JOB: Quote all of the records below word for word, keeping every line in its original order.
◇ ◇ ◇ ◇ ◇ ◇ ◇
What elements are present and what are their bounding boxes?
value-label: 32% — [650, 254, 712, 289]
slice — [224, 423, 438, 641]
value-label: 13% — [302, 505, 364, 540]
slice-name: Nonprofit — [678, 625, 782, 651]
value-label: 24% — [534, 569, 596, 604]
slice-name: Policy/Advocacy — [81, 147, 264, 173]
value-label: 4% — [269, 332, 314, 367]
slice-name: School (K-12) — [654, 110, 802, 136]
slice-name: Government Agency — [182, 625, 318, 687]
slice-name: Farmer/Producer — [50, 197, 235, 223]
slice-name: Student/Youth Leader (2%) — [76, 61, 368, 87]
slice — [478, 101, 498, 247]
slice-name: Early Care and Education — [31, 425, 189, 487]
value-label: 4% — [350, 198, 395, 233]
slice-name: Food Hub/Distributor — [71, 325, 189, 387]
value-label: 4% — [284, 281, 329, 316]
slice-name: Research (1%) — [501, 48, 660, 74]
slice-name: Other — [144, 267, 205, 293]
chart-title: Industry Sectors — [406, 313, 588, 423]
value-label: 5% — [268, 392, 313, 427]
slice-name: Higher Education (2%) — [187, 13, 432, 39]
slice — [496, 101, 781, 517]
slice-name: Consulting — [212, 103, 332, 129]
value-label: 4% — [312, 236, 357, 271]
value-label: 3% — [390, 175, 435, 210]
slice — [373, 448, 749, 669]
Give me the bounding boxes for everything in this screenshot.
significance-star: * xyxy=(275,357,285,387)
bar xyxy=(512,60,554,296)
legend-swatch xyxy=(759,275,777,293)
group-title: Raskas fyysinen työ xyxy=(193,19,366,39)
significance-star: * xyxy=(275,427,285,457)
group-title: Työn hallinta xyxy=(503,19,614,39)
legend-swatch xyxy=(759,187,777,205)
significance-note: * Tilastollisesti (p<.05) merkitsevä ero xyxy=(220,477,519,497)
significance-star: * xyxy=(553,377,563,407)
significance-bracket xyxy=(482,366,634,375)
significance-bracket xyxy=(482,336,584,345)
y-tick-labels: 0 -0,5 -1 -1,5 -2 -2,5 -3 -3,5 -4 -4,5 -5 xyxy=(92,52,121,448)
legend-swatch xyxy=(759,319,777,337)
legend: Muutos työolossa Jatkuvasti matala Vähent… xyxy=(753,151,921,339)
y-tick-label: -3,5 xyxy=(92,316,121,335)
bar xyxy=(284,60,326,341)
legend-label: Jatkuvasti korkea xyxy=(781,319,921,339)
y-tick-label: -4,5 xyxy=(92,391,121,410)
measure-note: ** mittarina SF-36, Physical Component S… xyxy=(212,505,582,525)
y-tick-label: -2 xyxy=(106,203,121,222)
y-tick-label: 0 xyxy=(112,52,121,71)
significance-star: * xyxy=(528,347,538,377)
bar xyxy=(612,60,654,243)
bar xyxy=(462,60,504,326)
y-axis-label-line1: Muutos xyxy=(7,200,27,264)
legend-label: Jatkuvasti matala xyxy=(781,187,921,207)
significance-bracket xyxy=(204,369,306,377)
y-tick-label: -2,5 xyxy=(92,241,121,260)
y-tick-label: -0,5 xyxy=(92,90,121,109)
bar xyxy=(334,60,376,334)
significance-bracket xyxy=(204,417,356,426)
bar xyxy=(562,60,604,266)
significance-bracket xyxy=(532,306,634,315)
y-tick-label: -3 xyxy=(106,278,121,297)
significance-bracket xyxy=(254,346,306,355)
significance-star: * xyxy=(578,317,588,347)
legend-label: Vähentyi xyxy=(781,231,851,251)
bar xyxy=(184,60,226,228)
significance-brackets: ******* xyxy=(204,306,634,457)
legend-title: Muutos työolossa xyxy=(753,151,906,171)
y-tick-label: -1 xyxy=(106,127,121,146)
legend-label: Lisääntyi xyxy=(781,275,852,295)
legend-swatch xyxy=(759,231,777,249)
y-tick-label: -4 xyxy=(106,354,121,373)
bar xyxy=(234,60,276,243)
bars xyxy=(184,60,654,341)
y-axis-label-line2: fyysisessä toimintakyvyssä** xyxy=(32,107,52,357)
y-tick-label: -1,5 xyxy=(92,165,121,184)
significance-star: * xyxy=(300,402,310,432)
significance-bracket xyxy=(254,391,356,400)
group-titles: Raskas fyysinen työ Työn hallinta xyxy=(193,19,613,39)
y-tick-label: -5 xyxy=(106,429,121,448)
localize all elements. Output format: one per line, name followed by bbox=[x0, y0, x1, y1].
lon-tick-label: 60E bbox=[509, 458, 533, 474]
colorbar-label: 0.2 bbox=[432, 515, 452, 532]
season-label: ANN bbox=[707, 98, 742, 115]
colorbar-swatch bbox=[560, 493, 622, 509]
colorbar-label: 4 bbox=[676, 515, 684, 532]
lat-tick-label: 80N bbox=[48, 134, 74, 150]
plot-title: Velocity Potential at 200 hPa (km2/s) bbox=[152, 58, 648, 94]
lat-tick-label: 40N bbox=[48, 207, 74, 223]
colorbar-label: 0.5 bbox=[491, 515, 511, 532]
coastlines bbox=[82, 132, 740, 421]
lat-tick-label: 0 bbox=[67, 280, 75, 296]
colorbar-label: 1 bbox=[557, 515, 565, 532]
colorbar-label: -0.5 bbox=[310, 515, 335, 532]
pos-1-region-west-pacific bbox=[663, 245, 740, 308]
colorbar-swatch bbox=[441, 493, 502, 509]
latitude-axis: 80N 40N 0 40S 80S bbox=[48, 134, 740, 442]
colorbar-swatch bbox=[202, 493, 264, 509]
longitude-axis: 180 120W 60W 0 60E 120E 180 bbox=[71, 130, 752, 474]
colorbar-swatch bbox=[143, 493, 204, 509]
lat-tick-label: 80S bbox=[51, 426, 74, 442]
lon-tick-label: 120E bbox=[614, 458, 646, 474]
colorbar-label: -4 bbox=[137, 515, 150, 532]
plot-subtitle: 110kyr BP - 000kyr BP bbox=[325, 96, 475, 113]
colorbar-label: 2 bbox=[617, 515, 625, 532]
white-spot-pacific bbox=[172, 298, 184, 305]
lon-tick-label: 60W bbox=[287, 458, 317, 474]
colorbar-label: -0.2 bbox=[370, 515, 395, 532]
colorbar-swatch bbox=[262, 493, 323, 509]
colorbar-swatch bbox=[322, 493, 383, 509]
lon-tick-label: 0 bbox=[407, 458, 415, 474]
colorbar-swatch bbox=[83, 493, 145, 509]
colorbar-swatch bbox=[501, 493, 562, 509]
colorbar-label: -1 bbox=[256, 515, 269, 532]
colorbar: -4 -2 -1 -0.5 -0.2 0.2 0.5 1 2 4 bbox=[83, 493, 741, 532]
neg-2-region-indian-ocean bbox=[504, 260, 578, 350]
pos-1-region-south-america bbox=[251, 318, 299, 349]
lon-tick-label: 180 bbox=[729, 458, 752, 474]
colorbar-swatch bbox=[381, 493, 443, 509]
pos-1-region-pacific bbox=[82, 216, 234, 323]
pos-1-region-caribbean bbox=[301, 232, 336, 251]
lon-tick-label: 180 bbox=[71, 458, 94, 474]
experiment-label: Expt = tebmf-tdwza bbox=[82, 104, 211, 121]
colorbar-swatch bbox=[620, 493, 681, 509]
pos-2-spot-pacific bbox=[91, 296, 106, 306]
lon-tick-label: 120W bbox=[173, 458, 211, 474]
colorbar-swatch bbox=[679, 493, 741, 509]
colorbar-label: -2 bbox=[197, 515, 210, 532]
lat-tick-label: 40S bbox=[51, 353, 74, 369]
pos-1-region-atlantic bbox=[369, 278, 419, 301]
◇ ◇ ◇ ◇ ◇ ◇ ◇
WRITTEN RESPONSE:
What elements are present and what are their bounding boxes?
value-label: 32% — [650, 254, 712, 289]
slice — [224, 423, 438, 641]
value-label: 13% — [302, 505, 364, 540]
slice-name: Nonprofit — [678, 625, 782, 651]
value-label: 24% — [534, 569, 596, 604]
slice-name: Policy/Advocacy — [81, 147, 264, 173]
value-label: 4% — [269, 332, 314, 367]
slice-name: School (K-12) — [654, 110, 802, 136]
slice-name: Government Agency — [182, 625, 318, 687]
slice-name: Farmer/Producer — [50, 197, 235, 223]
slice-name: Student/Youth Leader (2%) — [76, 61, 368, 87]
slice — [478, 101, 498, 247]
slice-name: Early Care and Education — [31, 425, 189, 487]
value-label: 4% — [350, 198, 395, 233]
slice-name: Food Hub/Distributor — [71, 325, 189, 387]
value-label: 4% — [284, 281, 329, 316]
slice-name: Research (1%) — [501, 48, 660, 74]
slice-name: Other — [144, 267, 205, 293]
chart-title: Industry Sectors — [406, 313, 588, 423]
value-label: 5% — [268, 392, 313, 427]
slice-name: Higher Education (2%) — [187, 13, 432, 39]
slice — [496, 101, 781, 517]
slice-name: Consulting — [212, 103, 332, 129]
value-label: 4% — [312, 236, 357, 271]
value-label: 3% — [390, 175, 435, 210]
slice — [373, 448, 749, 669]
Give me the bounding boxes for everything in this screenshot.
significance-star: * xyxy=(275,357,285,387)
bar xyxy=(512,60,554,296)
legend-swatch xyxy=(759,275,777,293)
group-title: Raskas fyysinen työ xyxy=(193,19,366,39)
significance-star: * xyxy=(275,427,285,457)
group-title: Työn hallinta xyxy=(503,19,614,39)
legend-swatch xyxy=(759,187,777,205)
significance-note: * Tilastollisesti (p<.05) merkitsevä ero xyxy=(220,477,519,497)
significance-star: * xyxy=(553,377,563,407)
significance-bracket xyxy=(482,366,634,375)
significance-bracket xyxy=(482,336,584,345)
y-tick-labels: 0 -0,5 -1 -1,5 -2 -2,5 -3 -3,5 -4 -4,5 -5 xyxy=(92,52,121,448)
legend-swatch xyxy=(759,319,777,337)
legend: Muutos työolossa Jatkuvasti matala Vähent… xyxy=(753,151,921,339)
y-tick-label: -3,5 xyxy=(92,316,121,335)
bar xyxy=(284,60,326,341)
legend-label: Jatkuvasti korkea xyxy=(781,319,921,339)
y-tick-label: -4,5 xyxy=(92,391,121,410)
measure-note: ** mittarina SF-36, Physical Component S… xyxy=(212,505,582,525)
y-tick-label: -2 xyxy=(106,203,121,222)
y-tick-label: 0 xyxy=(112,52,121,71)
significance-star: * xyxy=(528,347,538,377)
bar xyxy=(612,60,654,243)
bar xyxy=(462,60,504,326)
y-axis-label-line1: Muutos xyxy=(7,200,27,264)
legend-label: Jatkuvasti matala xyxy=(781,187,921,207)
significance-bracket xyxy=(204,369,306,377)
y-tick-label: -2,5 xyxy=(92,241,121,260)
y-tick-label: -0,5 xyxy=(92,90,121,109)
bar xyxy=(334,60,376,334)
significance-bracket xyxy=(204,417,356,426)
bar xyxy=(562,60,604,266)
significance-bracket xyxy=(532,306,634,315)
y-tick-label: -3 xyxy=(106,278,121,297)
significance-bracket xyxy=(254,346,306,355)
significance-star: * xyxy=(578,317,588,347)
legend-label: Vähentyi xyxy=(781,231,851,251)
bar xyxy=(184,60,226,228)
significance-brackets: ******* xyxy=(204,306,634,457)
legend-title: Muutos työolossa xyxy=(753,151,906,171)
y-tick-label: -1 xyxy=(106,127,121,146)
legend-label: Lisääntyi xyxy=(781,275,852,295)
legend-swatch xyxy=(759,231,777,249)
y-tick-label: -4 xyxy=(106,354,121,373)
bar xyxy=(234,60,276,243)
bars xyxy=(184,60,654,341)
y-axis-label-line2: fyysisessä toimintakyvyssä** xyxy=(32,107,52,357)
y-tick-label: -1,5 xyxy=(92,165,121,184)
significance-star: * xyxy=(300,402,310,432)
significance-bracket xyxy=(254,391,356,400)
group-titles: Raskas fyysinen työ Työn hallinta xyxy=(193,19,613,39)
y-tick-label: -5 xyxy=(106,429,121,448)
localize all elements. Output format: one per line, name followed by bbox=[x0, y0, x1, y1].
lon-tick-label: 60E bbox=[509, 458, 533, 474]
colorbar-label: 0.2 bbox=[432, 515, 452, 532]
season-label: ANN bbox=[707, 98, 742, 115]
colorbar-swatch bbox=[560, 493, 622, 509]
colorbar-label: 4 bbox=[676, 515, 684, 532]
lat-tick-label: 80N bbox=[48, 134, 74, 150]
plot-title: Velocity Potential at 200 hPa (km2/s) bbox=[152, 58, 648, 94]
lat-tick-label: 40N bbox=[48, 207, 74, 223]
colorbar-label: 0.5 bbox=[491, 515, 511, 532]
coastlines bbox=[82, 132, 740, 421]
lat-tick-label: 0 bbox=[67, 280, 75, 296]
colorbar-label: 1 bbox=[557, 515, 565, 532]
colorbar-label: -0.5 bbox=[310, 515, 335, 532]
pos-1-region-west-pacific bbox=[663, 245, 740, 308]
colorbar-swatch bbox=[441, 493, 502, 509]
latitude-axis: 80N 40N 0 40S 80S bbox=[48, 134, 740, 442]
colorbar-swatch bbox=[202, 493, 264, 509]
longitude-axis: 180 120W 60W 0 60E 120E 180 bbox=[71, 130, 752, 474]
colorbar-swatch bbox=[143, 493, 204, 509]
lat-tick-label: 80S bbox=[51, 426, 74, 442]
lon-tick-label: 120E bbox=[614, 458, 646, 474]
colorbar-label: -4 bbox=[137, 515, 150, 532]
plot-subtitle: 110kyr BP - 000kyr BP bbox=[325, 96, 475, 113]
colorbar-label: 2 bbox=[617, 515, 625, 532]
white-spot-pacific bbox=[172, 298, 184, 305]
lon-tick-label: 60W bbox=[287, 458, 317, 474]
colorbar-label: -0.2 bbox=[370, 515, 395, 532]
colorbar-swatch bbox=[262, 493, 323, 509]
colorbar-swatch bbox=[322, 493, 383, 509]
lon-tick-label: 0 bbox=[407, 458, 415, 474]
colorbar-swatch bbox=[83, 493, 145, 509]
colorbar-swatch bbox=[501, 493, 562, 509]
colorbar-label: -1 bbox=[256, 515, 269, 532]
colorbar: -4 -2 -1 -0.5 -0.2 0.2 0.5 1 2 4 bbox=[83, 493, 741, 532]
neg-2-region-indian-ocean bbox=[504, 260, 578, 350]
pos-1-region-south-america bbox=[251, 318, 299, 349]
lon-tick-label: 180 bbox=[729, 458, 752, 474]
colorbar-swatch bbox=[381, 493, 443, 509]
pos-1-region-pacific bbox=[82, 216, 234, 323]
pos-1-region-caribbean bbox=[301, 232, 336, 251]
lon-tick-label: 180 bbox=[71, 458, 94, 474]
experiment-label: Expt = tebmf-tdwza bbox=[82, 104, 211, 121]
colorbar-swatch bbox=[620, 493, 681, 509]
pos-2-spot-pacific bbox=[91, 296, 106, 306]
lon-tick-label: 120W bbox=[173, 458, 211, 474]
colorbar-swatch bbox=[679, 493, 741, 509]
colorbar-label: -2 bbox=[197, 515, 210, 532]
lat-tick-label: 40S bbox=[51, 353, 74, 369]
pos-1-region-atlantic bbox=[369, 278, 419, 301]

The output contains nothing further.